* [Work to do]: Omit every picture, then give all the entries again exactly.

* [Data excerpts]:
>>>
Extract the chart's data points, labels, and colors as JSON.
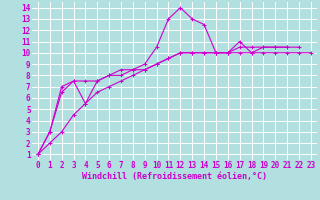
{
  "background_color": "#b2e0e0",
  "grid_color": "#ffffff",
  "line_color": "#cc00cc",
  "xlabel": "Windchill (Refroidissement éolien,°C)",
  "xlabel_fontsize": 6,
  "tick_fontsize": 5.5,
  "xlim": [
    -0.5,
    23.5
  ],
  "ylim": [
    0.5,
    14.5
  ],
  "xticks": [
    0,
    1,
    2,
    3,
    4,
    5,
    6,
    7,
    8,
    9,
    10,
    11,
    12,
    13,
    14,
    15,
    16,
    17,
    18,
    19,
    20,
    21,
    22,
    23
  ],
  "yticks": [
    1,
    2,
    3,
    4,
    5,
    6,
    7,
    8,
    9,
    10,
    11,
    12,
    13,
    14
  ],
  "series": [
    [
      1,
      3,
      6.5,
      7.5,
      5.5,
      7.5,
      8,
      8.5,
      8.5,
      9,
      10.5,
      13,
      14,
      13,
      12.5,
      10,
      10,
      11,
      10,
      10.5,
      10.5,
      10.5,
      10.5
    ],
    [
      1,
      3,
      7,
      7.5,
      7.5,
      7.5,
      8,
      8,
      8.5,
      8.5,
      9,
      9.5,
      10,
      10,
      10,
      10,
      10,
      10.5,
      10.5,
      10.5,
      10.5,
      10.5
    ],
    [
      1,
      2,
      3,
      4.5,
      5.5,
      6.5,
      7,
      7.5,
      8,
      8.5,
      9,
      9.5,
      10,
      10,
      10,
      10,
      10,
      10,
      10,
      10,
      10,
      10,
      10,
      10
    ]
  ],
  "series_x": [
    [
      0,
      1,
      2,
      3,
      4,
      5,
      6,
      7,
      8,
      9,
      10,
      11,
      12,
      13,
      14,
      15,
      16,
      17,
      18,
      19,
      20,
      21,
      22
    ],
    [
      0,
      1,
      2,
      3,
      4,
      5,
      6,
      7,
      8,
      9,
      10,
      11,
      12,
      13,
      14,
      15,
      16,
      17,
      18,
      19,
      20,
      21
    ],
    [
      0,
      1,
      2,
      3,
      4,
      5,
      6,
      7,
      8,
      9,
      10,
      11,
      12,
      13,
      14,
      15,
      16,
      17,
      18,
      19,
      20,
      21,
      22,
      23
    ]
  ]
}
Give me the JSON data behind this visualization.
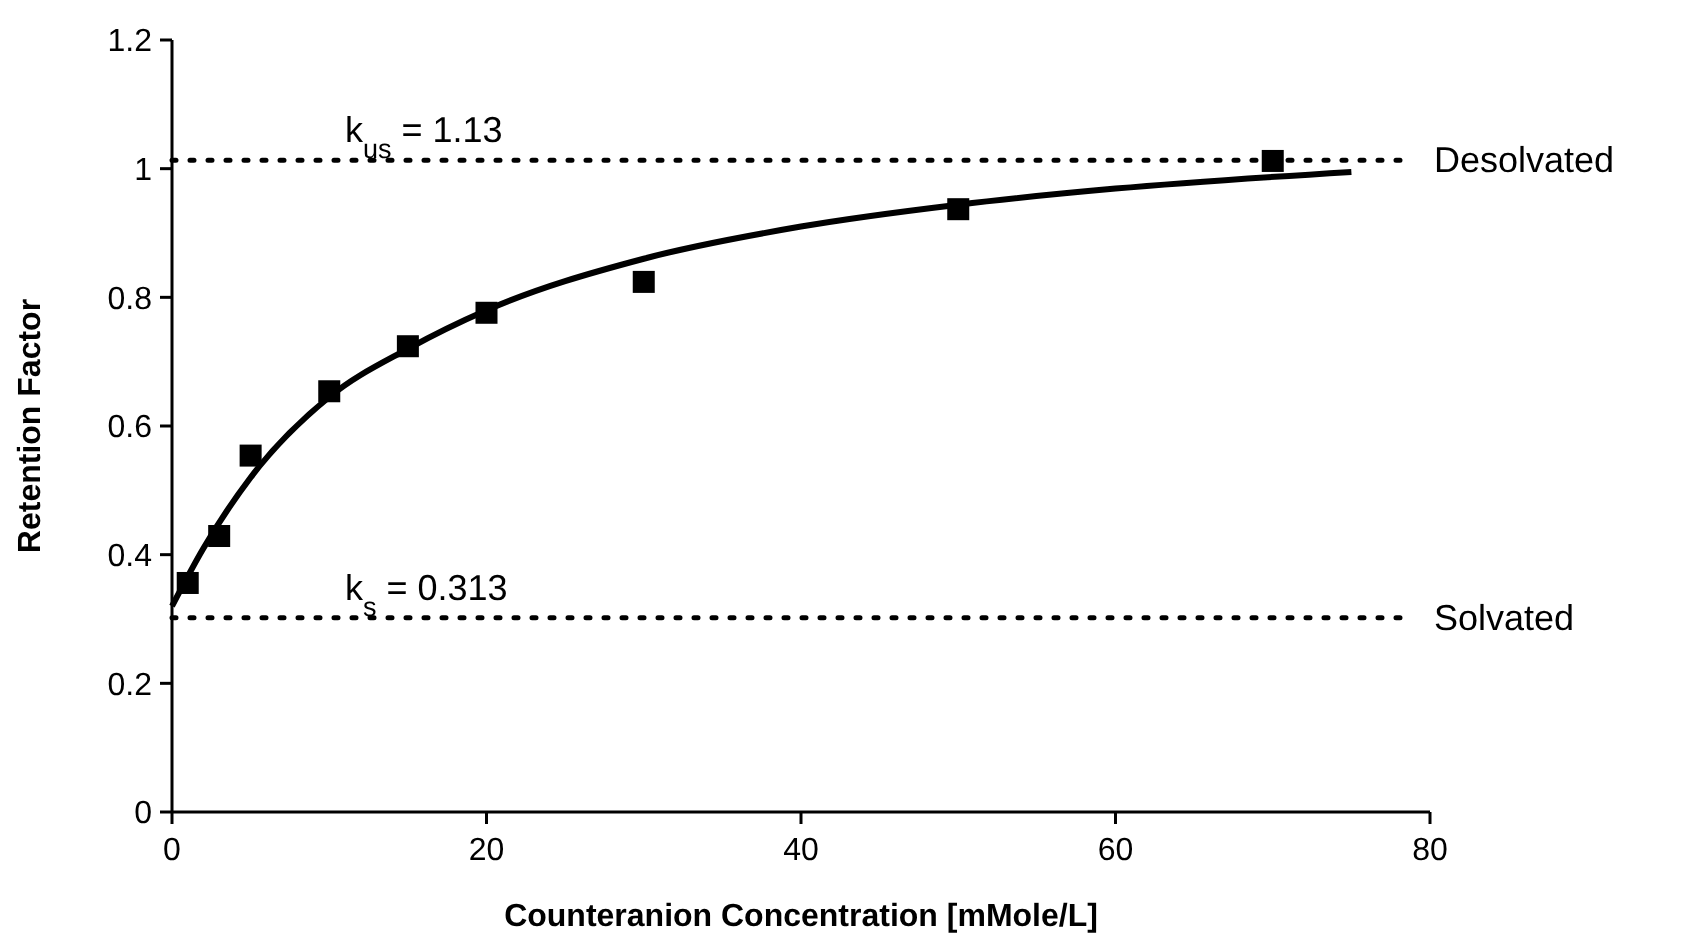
{
  "chart_data": {
    "type": "scatter",
    "xlabel": "Counteranion Concentration [mMole/L]",
    "ylabel": "Retention Factor",
    "xlim": [
      0,
      80
    ],
    "xticks": [
      0,
      20,
      40,
      60,
      80
    ],
    "ylim": [
      0,
      1.2
    ],
    "yticks": [
      0,
      0.2,
      0.4,
      0.6,
      0.8,
      1,
      1.2
    ],
    "grid": false,
    "series": [
      {
        "color": "#000000",
        "marker": "square",
        "x": [
          1,
          3,
          5,
          10,
          15,
          20,
          30,
          50,
          70
        ],
        "values": [
          0.356,
          0.429,
          0.554,
          0.654,
          0.724,
          0.776,
          0.824,
          0.937,
          1.012
        ]
      },
      {
        "type": "line",
        "color": "#000000",
        "marker": "none",
        "line_style": "solid",
        "x": [
          0,
          2,
          5,
          10,
          15,
          20,
          30,
          40,
          50,
          60,
          75
        ],
        "values": [
          0.32,
          0.41,
          0.52,
          0.645,
          0.72,
          0.78,
          0.86,
          0.91,
          0.944,
          0.969,
          0.995
        ]
      }
    ],
    "ref_lines": [
      {
        "axis": "y",
        "value": 1.013,
        "label": "Desolvated",
        "color": "#000000",
        "line_style": "dotted"
      },
      {
        "axis": "y",
        "value": 0.302,
        "label": "Solvated",
        "color": "#000000",
        "line_style": "dotted"
      }
    ],
    "annotations": [
      {
        "text": "k$_{us}$ = 1.13",
        "x": 11,
        "y": 1.013
      },
      {
        "text": "k$_{s}$ = 0.313",
        "x": 11,
        "y": 0.302
      }
    ]
  }
}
<<<
* [Output for this exercise]:
Extract the chart's data points, labels, and colors as JSON.
{
  "background_color": "#b2e0e0",
  "grid_color": "#ffffff",
  "line_color": "#cc00cc",
  "xlabel": "Windchill (Refroidissement éolien,°C)",
  "xlabel_fontsize": 6,
  "tick_fontsize": 5.5,
  "xlim": [
    -0.5,
    23.5
  ],
  "ylim": [
    0.5,
    14.5
  ],
  "xticks": [
    0,
    1,
    2,
    3,
    4,
    5,
    6,
    7,
    8,
    9,
    10,
    11,
    12,
    13,
    14,
    15,
    16,
    17,
    18,
    19,
    20,
    21,
    22,
    23
  ],
  "yticks": [
    1,
    2,
    3,
    4,
    5,
    6,
    7,
    8,
    9,
    10,
    11,
    12,
    13,
    14
  ],
  "series": [
    [
      1,
      3,
      6.5,
      7.5,
      5.5,
      7.5,
      8,
      8.5,
      8.5,
      9,
      10.5,
      13,
      14,
      13,
      12.5,
      10,
      10,
      11,
      10,
      10.5,
      10.5,
      10.5,
      10.5
    ],
    [
      1,
      3,
      7,
      7.5,
      7.5,
      7.5,
      8,
      8,
      8.5,
      8.5,
      9,
      9.5,
      10,
      10,
      10,
      10,
      10,
      10.5,
      10.5,
      10.5,
      10.5,
      10.5
    ],
    [
      1,
      2,
      3,
      4.5,
      5.5,
      6.5,
      7,
      7.5,
      8,
      8.5,
      9,
      9.5,
      10,
      10,
      10,
      10,
      10,
      10,
      10,
      10,
      10,
      10,
      10,
      10
    ]
  ],
  "series_x": [
    [
      0,
      1,
      2,
      3,
      4,
      5,
      6,
      7,
      8,
      9,
      10,
      11,
      12,
      13,
      14,
      15,
      16,
      17,
      18,
      19,
      20,
      21,
      22
    ],
    [
      0,
      1,
      2,
      3,
      4,
      5,
      6,
      7,
      8,
      9,
      10,
      11,
      12,
      13,
      14,
      15,
      16,
      17,
      18,
      19,
      20,
      21
    ],
    [
      0,
      1,
      2,
      3,
      4,
      5,
      6,
      7,
      8,
      9,
      10,
      11,
      12,
      13,
      14,
      15,
      16,
      17,
      18,
      19,
      20,
      21,
      22,
      23
    ]
  ]
}
Give me the JSON data behind this visualization.
{
  "chart_data": {
    "type": "scatter",
    "xlabel": "Counteranion Concentration [mMole/L]",
    "ylabel": "Retention Factor",
    "xlim": [
      0,
      80
    ],
    "xticks": [
      0,
      20,
      40,
      60,
      80
    ],
    "ylim": [
      0,
      1.2
    ],
    "yticks": [
      0,
      0.2,
      0.4,
      0.6,
      0.8,
      1,
      1.2
    ],
    "grid": false,
    "series": [
      {
        "color": "#000000",
        "marker": "square",
        "x": [
          1,
          3,
          5,
          10,
          15,
          20,
          30,
          50,
          70
        ],
        "values": [
          0.356,
          0.429,
          0.554,
          0.654,
          0.724,
          0.776,
          0.824,
          0.937,
          1.012
        ]
      },
      {
        "type": "line",
        "color": "#000000",
        "marker": "none",
        "line_style": "solid",
        "x": [
          0,
          2,
          5,
          10,
          15,
          20,
          30,
          40,
          50,
          60,
          75
        ],
        "values": [
          0.32,
          0.41,
          0.52,
          0.645,
          0.72,
          0.78,
          0.86,
          0.91,
          0.944,
          0.969,
          0.995
        ]
      }
    ],
    "ref_lines": [
      {
        "axis": "y",
        "value": 1.013,
        "label": "Desolvated",
        "color": "#000000",
        "line_style": "dotted"
      },
      {
        "axis": "y",
        "value": 0.302,
        "label": "Solvated",
        "color": "#000000",
        "line_style": "dotted"
      }
    ],
    "annotations": [
      {
        "text": "k$_{us}$ = 1.13",
        "x": 11,
        "y": 1.013
      },
      {
        "text": "k$_{s}$ = 0.313",
        "x": 11,
        "y": 0.302
      }
    ]
  }
}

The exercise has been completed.